To be done - Copy every line of the following data that includes the string "screenshot".

Records for the task -
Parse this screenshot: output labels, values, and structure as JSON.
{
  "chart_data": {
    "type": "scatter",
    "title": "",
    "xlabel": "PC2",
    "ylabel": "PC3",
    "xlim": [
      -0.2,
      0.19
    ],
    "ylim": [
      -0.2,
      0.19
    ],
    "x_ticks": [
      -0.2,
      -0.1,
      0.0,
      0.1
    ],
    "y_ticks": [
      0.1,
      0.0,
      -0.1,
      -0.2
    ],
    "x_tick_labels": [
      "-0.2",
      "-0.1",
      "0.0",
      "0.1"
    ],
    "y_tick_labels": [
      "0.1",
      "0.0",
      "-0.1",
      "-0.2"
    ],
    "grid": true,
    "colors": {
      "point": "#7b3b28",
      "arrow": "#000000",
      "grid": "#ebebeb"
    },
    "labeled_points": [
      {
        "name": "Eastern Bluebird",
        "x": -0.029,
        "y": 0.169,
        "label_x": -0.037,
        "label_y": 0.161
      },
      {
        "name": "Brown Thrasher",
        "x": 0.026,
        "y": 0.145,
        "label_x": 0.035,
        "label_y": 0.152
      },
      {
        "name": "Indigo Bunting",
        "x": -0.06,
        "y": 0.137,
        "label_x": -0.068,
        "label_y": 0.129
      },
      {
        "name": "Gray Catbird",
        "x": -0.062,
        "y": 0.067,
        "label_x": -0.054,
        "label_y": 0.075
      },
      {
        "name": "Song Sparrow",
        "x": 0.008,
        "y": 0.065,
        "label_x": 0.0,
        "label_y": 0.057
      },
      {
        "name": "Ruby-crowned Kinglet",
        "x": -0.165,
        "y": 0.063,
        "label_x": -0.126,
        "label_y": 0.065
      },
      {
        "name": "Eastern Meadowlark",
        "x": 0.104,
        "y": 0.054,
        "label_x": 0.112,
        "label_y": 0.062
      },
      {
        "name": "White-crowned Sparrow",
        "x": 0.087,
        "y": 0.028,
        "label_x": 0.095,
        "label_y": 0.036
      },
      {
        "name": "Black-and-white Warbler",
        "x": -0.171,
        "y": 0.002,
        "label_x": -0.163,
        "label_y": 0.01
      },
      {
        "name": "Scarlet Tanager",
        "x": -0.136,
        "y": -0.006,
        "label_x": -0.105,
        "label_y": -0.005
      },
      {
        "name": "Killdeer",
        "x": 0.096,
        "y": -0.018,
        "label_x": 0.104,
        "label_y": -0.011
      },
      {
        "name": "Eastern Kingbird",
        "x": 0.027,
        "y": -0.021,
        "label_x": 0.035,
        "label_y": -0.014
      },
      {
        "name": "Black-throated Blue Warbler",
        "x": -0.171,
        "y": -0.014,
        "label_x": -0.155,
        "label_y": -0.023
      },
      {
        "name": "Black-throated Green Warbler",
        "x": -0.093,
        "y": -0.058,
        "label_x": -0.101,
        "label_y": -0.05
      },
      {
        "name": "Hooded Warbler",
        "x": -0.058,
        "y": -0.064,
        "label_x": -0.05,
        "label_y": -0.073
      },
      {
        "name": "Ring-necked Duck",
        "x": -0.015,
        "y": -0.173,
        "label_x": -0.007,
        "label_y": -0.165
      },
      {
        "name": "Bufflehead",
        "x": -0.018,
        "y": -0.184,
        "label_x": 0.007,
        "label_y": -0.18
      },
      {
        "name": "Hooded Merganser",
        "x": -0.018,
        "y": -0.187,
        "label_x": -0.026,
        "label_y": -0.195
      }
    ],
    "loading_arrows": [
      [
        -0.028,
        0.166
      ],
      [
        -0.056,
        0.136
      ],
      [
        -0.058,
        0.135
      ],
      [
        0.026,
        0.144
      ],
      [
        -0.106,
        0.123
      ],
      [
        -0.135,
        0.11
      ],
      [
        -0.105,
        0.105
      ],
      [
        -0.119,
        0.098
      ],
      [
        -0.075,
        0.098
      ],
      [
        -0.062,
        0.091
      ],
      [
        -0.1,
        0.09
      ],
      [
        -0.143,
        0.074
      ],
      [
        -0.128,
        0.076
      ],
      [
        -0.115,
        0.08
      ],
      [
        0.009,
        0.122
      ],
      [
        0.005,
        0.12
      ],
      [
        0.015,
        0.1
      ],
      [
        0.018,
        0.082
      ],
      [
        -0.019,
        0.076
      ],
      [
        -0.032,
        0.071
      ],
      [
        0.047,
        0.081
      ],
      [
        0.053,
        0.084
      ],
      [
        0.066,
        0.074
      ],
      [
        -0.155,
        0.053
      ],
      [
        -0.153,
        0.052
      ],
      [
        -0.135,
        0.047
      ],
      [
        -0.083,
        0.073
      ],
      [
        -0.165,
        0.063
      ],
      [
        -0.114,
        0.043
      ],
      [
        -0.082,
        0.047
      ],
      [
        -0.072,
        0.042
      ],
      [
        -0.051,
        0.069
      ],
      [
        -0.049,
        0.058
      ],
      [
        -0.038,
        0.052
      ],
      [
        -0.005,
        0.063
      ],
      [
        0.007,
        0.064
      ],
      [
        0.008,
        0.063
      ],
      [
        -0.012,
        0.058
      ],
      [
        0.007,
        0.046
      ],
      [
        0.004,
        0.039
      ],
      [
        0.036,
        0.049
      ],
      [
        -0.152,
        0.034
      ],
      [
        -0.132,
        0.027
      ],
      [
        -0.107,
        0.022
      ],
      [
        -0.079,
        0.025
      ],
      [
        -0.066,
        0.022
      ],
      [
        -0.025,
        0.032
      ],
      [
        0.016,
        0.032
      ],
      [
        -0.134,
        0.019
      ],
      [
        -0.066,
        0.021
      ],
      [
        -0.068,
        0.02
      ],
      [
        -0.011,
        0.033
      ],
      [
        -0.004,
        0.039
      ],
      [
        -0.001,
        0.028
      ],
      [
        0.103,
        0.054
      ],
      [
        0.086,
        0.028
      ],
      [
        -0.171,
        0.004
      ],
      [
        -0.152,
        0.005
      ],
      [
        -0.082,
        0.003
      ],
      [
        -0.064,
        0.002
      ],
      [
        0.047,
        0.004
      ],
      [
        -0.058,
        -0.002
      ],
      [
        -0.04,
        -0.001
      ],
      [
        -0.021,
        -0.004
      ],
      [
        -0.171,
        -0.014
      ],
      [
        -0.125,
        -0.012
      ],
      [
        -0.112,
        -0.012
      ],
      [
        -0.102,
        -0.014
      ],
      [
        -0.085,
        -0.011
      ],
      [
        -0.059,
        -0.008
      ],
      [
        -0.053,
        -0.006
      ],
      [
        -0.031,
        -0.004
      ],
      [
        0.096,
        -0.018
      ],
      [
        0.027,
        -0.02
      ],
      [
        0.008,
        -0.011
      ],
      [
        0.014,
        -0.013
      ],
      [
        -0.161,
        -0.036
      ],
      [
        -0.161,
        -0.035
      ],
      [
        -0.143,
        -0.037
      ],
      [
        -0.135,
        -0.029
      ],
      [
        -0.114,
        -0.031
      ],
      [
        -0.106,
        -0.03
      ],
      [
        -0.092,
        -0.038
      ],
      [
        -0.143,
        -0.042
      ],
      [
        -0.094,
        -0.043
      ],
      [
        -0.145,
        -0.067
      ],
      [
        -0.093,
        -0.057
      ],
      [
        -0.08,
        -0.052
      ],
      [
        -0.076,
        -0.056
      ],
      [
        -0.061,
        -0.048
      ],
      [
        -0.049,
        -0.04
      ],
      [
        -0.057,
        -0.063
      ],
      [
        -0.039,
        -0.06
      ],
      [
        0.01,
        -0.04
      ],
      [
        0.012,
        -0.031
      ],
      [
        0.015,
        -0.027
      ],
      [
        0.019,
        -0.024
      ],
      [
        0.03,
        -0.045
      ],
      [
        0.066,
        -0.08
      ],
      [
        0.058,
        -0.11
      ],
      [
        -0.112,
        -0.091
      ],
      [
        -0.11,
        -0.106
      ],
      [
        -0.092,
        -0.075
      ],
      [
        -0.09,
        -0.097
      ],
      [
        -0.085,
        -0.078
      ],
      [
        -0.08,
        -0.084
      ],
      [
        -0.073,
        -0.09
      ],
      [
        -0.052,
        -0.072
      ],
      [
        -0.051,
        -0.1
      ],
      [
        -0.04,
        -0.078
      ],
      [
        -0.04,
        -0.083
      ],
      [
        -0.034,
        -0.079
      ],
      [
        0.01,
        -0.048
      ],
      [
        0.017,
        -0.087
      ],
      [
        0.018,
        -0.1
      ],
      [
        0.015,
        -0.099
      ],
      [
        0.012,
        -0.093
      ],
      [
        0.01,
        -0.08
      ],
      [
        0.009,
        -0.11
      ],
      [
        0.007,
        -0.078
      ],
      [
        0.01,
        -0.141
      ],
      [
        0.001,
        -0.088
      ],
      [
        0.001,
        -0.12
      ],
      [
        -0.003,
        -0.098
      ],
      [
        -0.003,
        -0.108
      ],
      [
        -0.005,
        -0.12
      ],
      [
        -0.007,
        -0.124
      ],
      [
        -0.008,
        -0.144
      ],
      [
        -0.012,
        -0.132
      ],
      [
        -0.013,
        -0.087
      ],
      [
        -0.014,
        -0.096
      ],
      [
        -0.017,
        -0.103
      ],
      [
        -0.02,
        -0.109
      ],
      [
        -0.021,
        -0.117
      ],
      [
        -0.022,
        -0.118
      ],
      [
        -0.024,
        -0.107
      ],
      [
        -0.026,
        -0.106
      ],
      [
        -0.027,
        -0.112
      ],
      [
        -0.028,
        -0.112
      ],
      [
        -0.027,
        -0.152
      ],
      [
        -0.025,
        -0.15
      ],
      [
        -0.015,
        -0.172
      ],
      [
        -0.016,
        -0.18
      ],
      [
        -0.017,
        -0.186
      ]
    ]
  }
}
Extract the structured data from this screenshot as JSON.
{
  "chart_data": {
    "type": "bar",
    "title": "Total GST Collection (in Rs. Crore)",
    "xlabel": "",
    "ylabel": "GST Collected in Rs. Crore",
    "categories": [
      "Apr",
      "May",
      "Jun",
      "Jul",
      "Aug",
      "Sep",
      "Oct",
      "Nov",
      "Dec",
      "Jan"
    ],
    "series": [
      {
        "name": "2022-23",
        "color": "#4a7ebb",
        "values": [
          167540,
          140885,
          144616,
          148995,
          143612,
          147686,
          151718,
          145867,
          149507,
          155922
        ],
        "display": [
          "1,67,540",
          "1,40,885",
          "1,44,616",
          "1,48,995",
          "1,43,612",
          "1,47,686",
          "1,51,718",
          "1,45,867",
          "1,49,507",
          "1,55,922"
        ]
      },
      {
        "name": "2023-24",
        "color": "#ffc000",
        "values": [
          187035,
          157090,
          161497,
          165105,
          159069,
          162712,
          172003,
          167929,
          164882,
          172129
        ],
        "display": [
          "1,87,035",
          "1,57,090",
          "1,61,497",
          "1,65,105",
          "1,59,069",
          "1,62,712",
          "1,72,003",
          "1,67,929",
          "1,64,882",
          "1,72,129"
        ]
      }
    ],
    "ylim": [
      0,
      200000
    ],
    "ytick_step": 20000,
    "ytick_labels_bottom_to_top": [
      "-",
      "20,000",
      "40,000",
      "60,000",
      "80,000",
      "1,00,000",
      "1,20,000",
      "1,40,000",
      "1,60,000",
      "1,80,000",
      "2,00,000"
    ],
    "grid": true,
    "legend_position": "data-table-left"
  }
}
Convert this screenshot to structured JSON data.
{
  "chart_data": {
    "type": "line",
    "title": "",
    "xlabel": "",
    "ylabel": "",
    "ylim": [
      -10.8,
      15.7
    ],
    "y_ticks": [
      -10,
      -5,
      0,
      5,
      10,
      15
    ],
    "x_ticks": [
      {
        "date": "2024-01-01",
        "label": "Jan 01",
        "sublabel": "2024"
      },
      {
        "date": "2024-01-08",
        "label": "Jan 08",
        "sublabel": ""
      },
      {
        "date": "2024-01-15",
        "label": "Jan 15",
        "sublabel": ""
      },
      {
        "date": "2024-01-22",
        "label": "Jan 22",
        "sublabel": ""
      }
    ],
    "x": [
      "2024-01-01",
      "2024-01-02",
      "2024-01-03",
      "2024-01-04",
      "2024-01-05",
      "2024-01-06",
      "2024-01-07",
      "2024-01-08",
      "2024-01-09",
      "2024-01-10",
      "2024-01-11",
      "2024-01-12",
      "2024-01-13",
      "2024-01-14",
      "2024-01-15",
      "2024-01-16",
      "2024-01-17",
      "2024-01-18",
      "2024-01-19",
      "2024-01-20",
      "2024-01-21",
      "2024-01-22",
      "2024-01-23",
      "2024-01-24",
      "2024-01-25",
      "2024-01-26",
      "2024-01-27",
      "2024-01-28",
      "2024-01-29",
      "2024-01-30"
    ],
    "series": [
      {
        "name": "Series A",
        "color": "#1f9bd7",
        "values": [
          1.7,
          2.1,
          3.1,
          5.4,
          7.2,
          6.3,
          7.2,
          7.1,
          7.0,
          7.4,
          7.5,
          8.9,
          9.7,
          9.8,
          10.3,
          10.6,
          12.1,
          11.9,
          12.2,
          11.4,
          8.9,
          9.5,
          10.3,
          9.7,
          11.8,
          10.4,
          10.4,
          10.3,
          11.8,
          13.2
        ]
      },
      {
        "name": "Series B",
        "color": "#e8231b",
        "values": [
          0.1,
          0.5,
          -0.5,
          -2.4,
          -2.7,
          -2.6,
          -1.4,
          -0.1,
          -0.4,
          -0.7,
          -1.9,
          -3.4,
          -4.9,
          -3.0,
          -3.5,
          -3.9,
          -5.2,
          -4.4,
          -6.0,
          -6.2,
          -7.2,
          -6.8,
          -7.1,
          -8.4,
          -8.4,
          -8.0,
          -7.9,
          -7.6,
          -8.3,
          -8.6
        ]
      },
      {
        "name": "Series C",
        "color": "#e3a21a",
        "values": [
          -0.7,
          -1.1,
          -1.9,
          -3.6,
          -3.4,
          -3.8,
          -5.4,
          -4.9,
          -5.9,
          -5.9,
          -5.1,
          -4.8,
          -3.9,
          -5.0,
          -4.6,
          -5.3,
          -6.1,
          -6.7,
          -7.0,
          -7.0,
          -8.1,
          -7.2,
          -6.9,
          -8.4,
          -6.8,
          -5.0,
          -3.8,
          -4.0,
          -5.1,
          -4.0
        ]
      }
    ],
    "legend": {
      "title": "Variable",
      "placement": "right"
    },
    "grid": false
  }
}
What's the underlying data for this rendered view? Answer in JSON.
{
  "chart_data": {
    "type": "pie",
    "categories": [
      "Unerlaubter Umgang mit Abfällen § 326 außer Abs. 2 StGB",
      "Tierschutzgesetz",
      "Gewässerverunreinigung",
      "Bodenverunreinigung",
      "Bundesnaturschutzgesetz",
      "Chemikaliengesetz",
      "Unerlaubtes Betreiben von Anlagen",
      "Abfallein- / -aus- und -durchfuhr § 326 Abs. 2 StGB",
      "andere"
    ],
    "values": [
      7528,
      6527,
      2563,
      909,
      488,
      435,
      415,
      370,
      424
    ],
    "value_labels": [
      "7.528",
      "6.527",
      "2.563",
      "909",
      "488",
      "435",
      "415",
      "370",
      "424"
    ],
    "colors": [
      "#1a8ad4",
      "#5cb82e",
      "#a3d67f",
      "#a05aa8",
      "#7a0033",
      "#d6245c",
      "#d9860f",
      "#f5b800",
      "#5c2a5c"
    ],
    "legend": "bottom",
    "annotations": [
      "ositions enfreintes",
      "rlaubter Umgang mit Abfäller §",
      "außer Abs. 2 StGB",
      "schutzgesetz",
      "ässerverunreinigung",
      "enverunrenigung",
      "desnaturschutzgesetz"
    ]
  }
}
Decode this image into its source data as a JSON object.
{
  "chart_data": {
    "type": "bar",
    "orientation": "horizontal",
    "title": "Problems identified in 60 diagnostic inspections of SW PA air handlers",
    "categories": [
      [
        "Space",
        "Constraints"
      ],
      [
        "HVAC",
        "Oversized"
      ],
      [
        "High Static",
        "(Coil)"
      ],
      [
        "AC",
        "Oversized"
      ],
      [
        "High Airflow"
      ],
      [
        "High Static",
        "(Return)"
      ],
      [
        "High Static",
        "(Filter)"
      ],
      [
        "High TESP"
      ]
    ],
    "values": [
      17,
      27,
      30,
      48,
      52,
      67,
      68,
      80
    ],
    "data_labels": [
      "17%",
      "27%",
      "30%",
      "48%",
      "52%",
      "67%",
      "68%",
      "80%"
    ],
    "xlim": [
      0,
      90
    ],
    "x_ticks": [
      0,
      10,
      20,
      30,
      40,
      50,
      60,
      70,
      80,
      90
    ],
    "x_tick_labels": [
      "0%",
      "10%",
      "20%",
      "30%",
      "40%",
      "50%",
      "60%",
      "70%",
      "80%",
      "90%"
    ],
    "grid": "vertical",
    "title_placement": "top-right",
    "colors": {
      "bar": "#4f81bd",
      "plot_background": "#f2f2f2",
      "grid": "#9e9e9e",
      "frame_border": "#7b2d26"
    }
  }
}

Result below -
Parse this screenshot: output labels, values, and structure as JSON.
Extract the structured data from this screenshot as JSON.
Convert this screenshot to structured JSON data.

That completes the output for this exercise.